TO DO:
Omit the pictures, please, and give each record below again exactly.

PROVIDED RECORDS:
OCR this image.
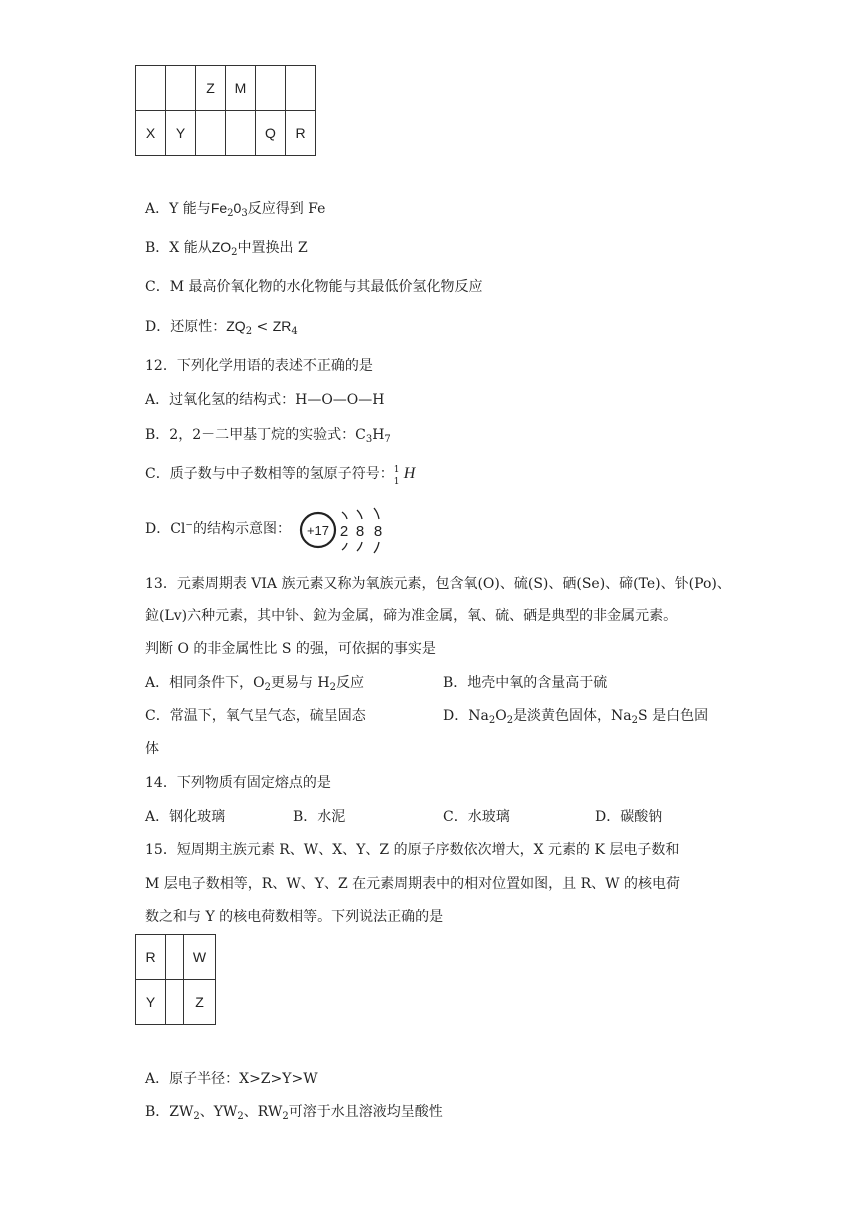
		Z	M		
X	Y			Q	R
A．Y 能与$Fe_20_3$反应得到 Fe
B．X 能从$ZO_2$中置换出 Z
C．M 最高价氧化物的水化物能与其最低价氢化物反应
D．还原性：$ZQ_2 < ZR_4$
12．下列化学用语的表述不正确的是
A．过氧化氢的结构式：H—O—O—H
B．2，2－二甲基丁烷的实验式：$C_3H_7$
C．质子数与中子数相等的氢原子符号： 1
1 H
D．Cl−的结构示意图： +17 2 8 8
13．元素周期表 VIA 族元素又称为氧族元素，包含氧(O)、硫(S)、硒(Se)、碲(Te)、钋(Po)、
鉝(Lv)六种元素，其中钋、鉝为金属，碲为准金属，氧、硫、硒是典型的非金属元素。
判断 O 的非金属性比 S 的强，可依据的事实是
A．相同条件下，$O_2$更易与 $H_2$反应	B．地壳中氧的含量高于硫
C．常温下，氧气呈气态，硫呈固态	D．$Na_2O_2$是淡黄色固体，$Na_2S$ 是白色固
体
14．下列物质有固定熔点的是
A．钢化玻璃	B．水泥	C．水玻璃	D．碳酸钠
15．短周期主族元素 R、W、X、Y、Z 的原子序数依次增大，X 元素的 K 层电子数和
M 层电子数相等，R、W、Y、Z 在元素周期表中的相对位置如图，且 R、W 的核电荷
数之和与 Y 的核电荷数相等。下列说法正确的是
R		W
Y		Z
A．原子半径：X>Z>Y>W
B．$ZW_2$、$YW_2$、$RW_2$可溶于水且溶液均呈酸性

WRITTEN ANSWER:
OCR this image.
		Z	M		
X	Y			Q	R
A．Y 能与$Fe_20_3$反应得到 Fe
B．X 能从$ZO_2$中置换出 Z
C．M 最高价氧化物的水化物能与其最低价氢化物反应
D．还原性：$ZQ_2 < ZR_4$
12．下列化学用语的表述不正确的是
A．过氧化氢的结构式：H—O—O—H
B．2，2－二甲基丁烷的实验式：$C_3H_7$
C．质子数与中子数相等的氢原子符号： 1
1 H
D．Cl−的结构示意图： +17 2 8 8
13．元素周期表 VIA 族元素又称为氧族元素，包含氧(O)、硫(S)、硒(Se)、碲(Te)、钋(Po)、
鉝(Lv)六种元素，其中钋、鉝为金属，碲为准金属，氧、硫、硒是典型的非金属元素。
判断 O 的非金属性比 S 的强，可依据的事实是
A．相同条件下，$O_2$更易与 $H_2$反应	B．地壳中氧的含量高于硫
C．常温下，氧气呈气态，硫呈固态	D．$Na_2O_2$是淡黄色固体，$Na_2S$ 是白色固
体
14．下列物质有固定熔点的是
A．钢化玻璃	B．水泥	C．水玻璃	D．碳酸钠
15．短周期主族元素 R、W、X、Y、Z 的原子序数依次增大，X 元素的 K 层电子数和
M 层电子数相等，R、W、Y、Z 在元素周期表中的相对位置如图，且 R、W 的核电荷
数之和与 Y 的核电荷数相等。下列说法正确的是
R		W
Y		Z
A．原子半径：X>Z>Y>W
B．$ZW_2$、$YW_2$、$RW_2$可溶于水且溶液均呈酸性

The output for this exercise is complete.